The exercise
Scan the following material for the string "Expectancy" and copy each line in which it appears.

** Begin Given records **

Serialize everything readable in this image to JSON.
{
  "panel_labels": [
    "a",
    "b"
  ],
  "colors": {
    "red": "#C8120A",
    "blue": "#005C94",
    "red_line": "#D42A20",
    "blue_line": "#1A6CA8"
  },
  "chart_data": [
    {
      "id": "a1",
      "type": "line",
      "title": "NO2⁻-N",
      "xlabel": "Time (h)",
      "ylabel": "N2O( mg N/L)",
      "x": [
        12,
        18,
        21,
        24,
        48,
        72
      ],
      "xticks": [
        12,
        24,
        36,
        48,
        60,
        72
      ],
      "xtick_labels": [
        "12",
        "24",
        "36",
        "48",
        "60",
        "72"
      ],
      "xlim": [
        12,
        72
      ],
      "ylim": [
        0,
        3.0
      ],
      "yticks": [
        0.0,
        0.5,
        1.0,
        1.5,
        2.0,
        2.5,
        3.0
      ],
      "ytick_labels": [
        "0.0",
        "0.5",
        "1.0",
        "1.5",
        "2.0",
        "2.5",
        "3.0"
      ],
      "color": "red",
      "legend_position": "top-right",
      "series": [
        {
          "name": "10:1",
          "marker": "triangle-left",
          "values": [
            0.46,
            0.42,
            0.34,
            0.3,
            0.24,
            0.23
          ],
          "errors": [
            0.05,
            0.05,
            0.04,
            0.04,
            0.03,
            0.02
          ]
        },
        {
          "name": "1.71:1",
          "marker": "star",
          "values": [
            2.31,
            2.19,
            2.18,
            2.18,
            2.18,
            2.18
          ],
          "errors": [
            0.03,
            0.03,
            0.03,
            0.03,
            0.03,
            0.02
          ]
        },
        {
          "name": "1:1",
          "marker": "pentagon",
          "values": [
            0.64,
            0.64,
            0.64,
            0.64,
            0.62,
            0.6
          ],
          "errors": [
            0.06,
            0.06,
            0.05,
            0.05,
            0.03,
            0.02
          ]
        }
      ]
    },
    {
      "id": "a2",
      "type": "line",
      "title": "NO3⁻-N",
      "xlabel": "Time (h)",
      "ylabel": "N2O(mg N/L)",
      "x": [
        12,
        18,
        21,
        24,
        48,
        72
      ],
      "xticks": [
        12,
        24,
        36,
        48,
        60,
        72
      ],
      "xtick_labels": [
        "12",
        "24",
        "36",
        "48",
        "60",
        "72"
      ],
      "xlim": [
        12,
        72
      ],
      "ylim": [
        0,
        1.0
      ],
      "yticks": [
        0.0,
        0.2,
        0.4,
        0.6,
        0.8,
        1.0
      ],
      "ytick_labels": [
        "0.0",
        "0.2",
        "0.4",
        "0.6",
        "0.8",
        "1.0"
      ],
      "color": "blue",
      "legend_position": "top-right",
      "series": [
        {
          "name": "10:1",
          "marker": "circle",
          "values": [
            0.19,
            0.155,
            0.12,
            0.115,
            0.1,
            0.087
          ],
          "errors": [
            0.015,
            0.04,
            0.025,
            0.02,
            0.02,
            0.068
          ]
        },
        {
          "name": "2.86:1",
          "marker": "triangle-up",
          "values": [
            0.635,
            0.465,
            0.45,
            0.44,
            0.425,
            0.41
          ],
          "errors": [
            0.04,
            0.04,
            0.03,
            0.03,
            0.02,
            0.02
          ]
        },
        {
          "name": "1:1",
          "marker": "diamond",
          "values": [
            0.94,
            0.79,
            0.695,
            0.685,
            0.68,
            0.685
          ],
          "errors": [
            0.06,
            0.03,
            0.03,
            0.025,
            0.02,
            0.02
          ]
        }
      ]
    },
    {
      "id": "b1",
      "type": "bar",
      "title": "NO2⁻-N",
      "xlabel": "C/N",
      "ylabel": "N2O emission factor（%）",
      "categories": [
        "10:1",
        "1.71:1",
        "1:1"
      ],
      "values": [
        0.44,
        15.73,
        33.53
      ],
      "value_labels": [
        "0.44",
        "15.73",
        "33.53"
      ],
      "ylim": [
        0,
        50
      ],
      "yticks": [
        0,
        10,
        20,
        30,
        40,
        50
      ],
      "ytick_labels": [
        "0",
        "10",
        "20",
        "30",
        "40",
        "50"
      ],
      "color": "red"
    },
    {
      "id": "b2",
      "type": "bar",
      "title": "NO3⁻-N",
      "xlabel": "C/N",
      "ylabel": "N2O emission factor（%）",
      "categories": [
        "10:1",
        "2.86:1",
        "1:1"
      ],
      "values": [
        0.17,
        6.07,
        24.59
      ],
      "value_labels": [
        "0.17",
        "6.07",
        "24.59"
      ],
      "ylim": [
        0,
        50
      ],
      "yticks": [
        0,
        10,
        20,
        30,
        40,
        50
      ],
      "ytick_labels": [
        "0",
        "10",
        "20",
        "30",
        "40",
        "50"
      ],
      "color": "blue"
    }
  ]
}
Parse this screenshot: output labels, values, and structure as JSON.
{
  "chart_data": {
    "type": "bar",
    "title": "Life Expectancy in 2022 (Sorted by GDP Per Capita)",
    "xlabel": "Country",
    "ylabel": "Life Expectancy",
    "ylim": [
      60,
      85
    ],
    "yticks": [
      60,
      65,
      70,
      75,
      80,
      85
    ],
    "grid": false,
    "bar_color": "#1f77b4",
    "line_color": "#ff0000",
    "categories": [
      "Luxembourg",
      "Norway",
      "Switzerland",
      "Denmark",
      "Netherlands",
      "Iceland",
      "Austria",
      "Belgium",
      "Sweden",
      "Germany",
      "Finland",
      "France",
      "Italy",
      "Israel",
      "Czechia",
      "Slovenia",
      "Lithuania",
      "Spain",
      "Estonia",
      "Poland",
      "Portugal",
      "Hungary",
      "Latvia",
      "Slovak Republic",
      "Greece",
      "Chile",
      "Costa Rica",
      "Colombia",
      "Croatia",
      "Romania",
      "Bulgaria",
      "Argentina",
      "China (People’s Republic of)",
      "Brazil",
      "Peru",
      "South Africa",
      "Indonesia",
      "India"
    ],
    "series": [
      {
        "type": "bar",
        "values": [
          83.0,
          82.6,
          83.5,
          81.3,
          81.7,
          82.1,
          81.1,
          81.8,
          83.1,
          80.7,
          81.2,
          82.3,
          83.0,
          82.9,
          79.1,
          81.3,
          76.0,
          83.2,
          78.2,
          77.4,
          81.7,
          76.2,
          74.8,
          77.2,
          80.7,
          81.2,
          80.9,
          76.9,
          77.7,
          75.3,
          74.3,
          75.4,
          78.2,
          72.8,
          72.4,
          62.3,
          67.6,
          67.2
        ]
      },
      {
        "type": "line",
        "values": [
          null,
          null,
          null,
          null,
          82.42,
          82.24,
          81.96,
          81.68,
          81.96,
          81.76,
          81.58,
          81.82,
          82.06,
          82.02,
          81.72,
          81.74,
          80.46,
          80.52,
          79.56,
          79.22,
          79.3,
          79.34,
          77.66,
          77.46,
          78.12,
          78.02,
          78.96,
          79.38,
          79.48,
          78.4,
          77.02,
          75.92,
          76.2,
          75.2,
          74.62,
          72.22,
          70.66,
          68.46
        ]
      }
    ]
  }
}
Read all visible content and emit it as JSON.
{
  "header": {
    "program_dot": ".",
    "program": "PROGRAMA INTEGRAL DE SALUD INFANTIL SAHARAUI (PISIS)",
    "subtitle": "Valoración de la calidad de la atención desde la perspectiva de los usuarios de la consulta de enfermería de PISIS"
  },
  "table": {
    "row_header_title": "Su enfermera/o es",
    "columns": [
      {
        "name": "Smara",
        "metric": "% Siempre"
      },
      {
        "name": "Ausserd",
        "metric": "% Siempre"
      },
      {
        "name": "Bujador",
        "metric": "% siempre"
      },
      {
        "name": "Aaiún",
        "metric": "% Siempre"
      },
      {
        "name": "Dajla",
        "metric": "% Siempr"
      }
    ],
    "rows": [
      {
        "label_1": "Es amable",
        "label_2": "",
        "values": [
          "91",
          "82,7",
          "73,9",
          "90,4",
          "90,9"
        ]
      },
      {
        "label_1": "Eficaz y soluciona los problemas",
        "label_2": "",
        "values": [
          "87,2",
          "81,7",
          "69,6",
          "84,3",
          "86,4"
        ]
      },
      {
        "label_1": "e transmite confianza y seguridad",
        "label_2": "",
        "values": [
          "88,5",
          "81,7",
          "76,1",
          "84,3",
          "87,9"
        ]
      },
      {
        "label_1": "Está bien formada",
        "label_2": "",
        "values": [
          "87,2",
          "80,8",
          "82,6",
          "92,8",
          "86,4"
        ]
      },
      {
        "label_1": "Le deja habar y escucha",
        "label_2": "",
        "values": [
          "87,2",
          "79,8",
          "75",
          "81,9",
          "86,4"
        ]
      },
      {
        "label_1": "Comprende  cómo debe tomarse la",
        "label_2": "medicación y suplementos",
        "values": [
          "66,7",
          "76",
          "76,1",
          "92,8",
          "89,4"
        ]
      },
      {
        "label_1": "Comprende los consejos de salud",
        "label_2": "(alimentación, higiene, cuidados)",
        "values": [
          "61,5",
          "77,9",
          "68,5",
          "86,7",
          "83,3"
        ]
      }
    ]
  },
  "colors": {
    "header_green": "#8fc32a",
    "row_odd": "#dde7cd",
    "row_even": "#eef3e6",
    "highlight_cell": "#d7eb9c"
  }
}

** End Given records **

Output for this task
    "title": "Life Expectancy in 2022 (Sorted by GDP Per Capita)",
    "ylabel": "Life Expectancy",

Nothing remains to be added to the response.